### Your goal
From the listing below, pull out every line where the string "coordinate" appears.

### Data supplied
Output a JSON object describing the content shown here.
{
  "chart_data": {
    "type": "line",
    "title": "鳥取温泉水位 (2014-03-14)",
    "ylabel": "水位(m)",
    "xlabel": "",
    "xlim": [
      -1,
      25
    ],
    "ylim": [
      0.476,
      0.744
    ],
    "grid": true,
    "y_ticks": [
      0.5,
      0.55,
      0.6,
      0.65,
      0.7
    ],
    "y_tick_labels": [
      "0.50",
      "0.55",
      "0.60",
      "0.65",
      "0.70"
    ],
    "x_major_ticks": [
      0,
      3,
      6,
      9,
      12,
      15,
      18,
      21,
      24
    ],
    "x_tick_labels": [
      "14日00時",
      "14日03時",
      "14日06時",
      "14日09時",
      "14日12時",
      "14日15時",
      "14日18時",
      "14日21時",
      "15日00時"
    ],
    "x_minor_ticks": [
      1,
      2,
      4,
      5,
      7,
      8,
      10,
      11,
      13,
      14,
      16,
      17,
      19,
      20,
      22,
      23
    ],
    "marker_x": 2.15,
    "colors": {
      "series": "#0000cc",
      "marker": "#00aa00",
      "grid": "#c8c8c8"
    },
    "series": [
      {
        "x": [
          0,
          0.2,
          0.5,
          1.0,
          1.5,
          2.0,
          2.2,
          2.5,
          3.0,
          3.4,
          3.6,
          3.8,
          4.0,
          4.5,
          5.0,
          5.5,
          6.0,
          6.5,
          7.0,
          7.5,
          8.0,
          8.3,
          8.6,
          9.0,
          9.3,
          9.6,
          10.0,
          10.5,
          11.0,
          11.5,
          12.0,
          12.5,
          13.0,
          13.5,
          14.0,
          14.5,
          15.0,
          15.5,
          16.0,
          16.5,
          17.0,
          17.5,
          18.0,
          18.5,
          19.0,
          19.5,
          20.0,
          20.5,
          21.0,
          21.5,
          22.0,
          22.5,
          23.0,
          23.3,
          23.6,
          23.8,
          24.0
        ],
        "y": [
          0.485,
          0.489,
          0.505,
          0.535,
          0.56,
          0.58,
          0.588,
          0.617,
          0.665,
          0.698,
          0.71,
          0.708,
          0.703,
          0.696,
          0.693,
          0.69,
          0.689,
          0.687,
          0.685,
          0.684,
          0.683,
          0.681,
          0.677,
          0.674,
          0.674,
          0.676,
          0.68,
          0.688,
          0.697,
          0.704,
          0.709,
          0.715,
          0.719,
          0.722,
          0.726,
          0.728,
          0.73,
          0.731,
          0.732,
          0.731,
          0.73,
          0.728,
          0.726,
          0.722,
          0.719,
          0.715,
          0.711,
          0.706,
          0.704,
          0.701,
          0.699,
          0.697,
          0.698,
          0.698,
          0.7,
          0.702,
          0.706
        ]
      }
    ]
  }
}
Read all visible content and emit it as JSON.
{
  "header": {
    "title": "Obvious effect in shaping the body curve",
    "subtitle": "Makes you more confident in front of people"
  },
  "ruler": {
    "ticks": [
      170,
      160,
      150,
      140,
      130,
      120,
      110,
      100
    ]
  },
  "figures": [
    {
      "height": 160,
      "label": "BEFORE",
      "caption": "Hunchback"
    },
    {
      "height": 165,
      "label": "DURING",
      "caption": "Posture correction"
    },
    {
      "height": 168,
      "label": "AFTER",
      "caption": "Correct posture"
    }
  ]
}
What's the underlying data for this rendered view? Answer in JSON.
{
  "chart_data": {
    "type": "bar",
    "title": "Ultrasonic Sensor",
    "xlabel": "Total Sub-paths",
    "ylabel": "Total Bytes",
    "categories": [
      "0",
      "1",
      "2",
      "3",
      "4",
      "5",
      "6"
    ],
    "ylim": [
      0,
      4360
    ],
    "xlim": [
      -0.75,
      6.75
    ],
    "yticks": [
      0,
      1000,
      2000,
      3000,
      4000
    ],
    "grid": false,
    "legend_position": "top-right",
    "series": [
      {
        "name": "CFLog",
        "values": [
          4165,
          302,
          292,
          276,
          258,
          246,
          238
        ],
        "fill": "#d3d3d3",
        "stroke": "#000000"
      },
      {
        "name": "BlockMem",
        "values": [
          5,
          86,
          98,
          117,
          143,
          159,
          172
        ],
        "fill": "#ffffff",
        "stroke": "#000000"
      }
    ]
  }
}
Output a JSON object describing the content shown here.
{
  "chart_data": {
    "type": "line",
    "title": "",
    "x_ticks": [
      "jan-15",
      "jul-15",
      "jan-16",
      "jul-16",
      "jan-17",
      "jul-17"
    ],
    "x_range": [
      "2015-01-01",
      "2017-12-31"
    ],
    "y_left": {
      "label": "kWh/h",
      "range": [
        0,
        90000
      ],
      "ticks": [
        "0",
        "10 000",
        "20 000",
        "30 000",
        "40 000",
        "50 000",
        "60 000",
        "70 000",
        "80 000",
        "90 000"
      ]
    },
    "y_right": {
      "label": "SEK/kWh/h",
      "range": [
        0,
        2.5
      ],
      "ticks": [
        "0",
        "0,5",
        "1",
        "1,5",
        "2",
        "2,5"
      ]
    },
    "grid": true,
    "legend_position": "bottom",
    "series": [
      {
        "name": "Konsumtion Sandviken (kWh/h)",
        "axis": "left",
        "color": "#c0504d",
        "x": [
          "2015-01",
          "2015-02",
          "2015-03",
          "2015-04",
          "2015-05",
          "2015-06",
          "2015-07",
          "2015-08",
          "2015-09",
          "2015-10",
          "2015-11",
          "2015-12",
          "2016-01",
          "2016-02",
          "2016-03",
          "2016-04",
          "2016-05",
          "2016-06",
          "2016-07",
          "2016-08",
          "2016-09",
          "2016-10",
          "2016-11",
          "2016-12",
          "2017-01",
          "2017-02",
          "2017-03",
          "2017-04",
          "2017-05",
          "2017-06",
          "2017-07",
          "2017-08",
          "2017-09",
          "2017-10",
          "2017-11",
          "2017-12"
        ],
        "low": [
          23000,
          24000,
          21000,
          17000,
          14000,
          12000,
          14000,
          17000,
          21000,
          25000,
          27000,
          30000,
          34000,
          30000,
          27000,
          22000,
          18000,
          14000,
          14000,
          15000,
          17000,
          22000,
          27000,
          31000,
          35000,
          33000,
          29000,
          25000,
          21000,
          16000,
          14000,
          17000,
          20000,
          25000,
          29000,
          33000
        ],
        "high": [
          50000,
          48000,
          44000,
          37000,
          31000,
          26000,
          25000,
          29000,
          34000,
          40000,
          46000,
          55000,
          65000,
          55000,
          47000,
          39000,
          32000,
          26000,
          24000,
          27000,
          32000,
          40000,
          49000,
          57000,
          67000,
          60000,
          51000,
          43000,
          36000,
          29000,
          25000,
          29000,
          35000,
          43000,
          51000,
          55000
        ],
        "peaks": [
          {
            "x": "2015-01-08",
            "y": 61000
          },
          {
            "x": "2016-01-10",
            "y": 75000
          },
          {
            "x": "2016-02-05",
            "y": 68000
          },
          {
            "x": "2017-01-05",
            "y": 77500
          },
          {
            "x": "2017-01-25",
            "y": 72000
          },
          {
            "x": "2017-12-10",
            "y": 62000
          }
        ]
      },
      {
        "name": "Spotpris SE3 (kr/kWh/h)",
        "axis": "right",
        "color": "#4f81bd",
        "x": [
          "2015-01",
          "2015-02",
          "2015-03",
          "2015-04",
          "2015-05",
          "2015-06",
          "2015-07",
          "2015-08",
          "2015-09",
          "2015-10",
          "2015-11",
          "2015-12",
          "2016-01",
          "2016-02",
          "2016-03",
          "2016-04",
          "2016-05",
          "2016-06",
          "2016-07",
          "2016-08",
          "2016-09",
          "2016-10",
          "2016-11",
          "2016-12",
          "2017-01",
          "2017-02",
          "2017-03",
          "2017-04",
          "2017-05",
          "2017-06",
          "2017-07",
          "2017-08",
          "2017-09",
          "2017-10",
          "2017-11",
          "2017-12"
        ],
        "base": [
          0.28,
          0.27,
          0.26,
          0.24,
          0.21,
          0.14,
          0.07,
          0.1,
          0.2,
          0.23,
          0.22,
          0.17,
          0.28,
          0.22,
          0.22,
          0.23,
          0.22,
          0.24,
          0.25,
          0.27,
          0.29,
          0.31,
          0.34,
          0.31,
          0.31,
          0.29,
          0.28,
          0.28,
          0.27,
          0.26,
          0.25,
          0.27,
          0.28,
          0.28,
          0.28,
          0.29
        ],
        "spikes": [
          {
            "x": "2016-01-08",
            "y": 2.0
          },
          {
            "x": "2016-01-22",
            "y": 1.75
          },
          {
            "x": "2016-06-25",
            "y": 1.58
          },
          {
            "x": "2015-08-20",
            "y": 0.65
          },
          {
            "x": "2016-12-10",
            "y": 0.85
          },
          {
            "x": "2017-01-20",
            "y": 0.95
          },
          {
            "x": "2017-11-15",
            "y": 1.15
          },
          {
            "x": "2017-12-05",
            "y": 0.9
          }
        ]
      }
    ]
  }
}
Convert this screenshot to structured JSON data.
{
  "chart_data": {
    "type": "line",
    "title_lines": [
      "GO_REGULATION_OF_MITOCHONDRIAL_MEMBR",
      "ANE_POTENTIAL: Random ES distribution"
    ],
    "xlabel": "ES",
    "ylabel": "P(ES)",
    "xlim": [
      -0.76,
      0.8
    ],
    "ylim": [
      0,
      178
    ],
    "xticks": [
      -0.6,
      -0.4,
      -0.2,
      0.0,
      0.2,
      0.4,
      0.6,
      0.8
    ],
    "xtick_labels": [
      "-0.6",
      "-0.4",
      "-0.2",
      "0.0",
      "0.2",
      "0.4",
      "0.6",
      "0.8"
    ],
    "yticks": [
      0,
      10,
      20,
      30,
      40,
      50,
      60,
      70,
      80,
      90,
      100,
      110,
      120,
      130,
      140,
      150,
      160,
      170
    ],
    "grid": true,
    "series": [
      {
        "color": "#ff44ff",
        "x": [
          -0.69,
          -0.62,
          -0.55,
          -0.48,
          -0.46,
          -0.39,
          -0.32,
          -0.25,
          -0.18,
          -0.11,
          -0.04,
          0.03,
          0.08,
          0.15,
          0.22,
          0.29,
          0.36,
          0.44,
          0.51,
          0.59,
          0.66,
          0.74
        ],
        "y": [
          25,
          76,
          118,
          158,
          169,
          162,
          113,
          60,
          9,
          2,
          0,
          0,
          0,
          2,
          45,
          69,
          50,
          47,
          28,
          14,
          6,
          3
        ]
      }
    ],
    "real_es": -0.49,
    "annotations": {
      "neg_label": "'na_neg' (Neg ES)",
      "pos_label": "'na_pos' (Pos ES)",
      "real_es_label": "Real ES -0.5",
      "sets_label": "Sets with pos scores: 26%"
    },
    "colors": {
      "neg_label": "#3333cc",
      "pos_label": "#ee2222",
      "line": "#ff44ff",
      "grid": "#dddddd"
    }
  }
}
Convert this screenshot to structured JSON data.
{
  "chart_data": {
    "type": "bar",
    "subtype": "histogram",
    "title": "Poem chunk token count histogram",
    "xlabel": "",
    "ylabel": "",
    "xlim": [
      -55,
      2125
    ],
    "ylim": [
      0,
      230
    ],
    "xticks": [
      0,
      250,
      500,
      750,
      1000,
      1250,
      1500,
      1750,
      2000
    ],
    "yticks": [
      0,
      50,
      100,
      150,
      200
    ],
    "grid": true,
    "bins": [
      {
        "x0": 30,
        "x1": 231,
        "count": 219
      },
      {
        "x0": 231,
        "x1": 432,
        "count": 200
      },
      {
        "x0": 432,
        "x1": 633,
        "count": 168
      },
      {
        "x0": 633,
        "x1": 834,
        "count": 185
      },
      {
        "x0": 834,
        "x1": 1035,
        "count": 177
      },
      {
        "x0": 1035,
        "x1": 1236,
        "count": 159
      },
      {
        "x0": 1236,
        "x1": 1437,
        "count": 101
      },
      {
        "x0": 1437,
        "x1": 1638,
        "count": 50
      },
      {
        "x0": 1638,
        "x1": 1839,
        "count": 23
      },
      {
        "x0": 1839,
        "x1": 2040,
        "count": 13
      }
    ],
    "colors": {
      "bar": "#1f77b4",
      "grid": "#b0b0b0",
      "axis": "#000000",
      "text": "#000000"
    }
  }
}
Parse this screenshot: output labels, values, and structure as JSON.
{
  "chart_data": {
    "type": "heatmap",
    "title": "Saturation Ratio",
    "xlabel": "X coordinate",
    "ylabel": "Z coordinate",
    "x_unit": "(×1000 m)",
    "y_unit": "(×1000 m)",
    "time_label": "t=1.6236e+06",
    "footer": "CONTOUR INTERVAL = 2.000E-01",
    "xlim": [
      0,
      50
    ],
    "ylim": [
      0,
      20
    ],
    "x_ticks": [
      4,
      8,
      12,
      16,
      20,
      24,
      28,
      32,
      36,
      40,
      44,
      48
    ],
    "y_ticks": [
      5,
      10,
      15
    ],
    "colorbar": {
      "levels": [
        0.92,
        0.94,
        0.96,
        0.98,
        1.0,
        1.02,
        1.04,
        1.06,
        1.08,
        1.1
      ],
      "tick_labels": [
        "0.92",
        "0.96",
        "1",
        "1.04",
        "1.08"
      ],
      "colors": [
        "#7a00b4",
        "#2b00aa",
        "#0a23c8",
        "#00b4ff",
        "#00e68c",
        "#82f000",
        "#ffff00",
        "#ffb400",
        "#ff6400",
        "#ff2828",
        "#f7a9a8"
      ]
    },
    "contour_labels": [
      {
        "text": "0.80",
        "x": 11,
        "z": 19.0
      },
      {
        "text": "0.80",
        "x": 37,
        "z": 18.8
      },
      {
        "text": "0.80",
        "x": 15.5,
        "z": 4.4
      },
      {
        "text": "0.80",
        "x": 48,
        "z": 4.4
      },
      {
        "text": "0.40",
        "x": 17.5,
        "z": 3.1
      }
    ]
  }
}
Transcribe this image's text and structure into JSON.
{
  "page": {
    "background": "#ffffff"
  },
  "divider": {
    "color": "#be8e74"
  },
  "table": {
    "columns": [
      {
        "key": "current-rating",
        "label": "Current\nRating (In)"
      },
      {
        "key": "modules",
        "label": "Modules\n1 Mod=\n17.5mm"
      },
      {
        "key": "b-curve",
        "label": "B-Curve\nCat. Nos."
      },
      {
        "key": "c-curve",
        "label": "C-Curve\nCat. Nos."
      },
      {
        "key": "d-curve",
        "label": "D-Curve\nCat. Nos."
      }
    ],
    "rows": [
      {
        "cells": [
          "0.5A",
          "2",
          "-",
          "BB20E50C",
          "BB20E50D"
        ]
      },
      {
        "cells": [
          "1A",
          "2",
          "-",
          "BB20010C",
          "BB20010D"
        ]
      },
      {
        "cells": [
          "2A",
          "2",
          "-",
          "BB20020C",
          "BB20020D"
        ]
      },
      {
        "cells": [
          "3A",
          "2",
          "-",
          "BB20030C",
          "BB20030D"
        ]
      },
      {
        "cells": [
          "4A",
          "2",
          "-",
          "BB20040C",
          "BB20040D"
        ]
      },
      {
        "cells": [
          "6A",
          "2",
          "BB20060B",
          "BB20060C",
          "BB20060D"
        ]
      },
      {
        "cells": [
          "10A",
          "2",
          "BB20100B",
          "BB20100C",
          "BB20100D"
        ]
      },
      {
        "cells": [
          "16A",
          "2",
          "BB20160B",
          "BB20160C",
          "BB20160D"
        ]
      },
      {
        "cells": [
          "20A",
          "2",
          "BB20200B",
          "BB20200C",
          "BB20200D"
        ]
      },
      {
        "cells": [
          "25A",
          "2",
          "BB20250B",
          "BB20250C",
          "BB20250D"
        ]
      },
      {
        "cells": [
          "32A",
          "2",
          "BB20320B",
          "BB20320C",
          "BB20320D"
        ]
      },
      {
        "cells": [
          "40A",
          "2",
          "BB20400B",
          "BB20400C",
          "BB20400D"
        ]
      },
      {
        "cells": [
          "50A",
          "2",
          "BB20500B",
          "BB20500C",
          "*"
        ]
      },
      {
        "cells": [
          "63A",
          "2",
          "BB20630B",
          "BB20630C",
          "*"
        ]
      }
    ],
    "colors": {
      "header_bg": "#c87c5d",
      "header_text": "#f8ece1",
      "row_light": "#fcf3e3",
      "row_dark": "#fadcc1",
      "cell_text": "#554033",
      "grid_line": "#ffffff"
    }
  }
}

### The response
    "xlabel": "X coordinate",
    "ylabel": "Z coordinate",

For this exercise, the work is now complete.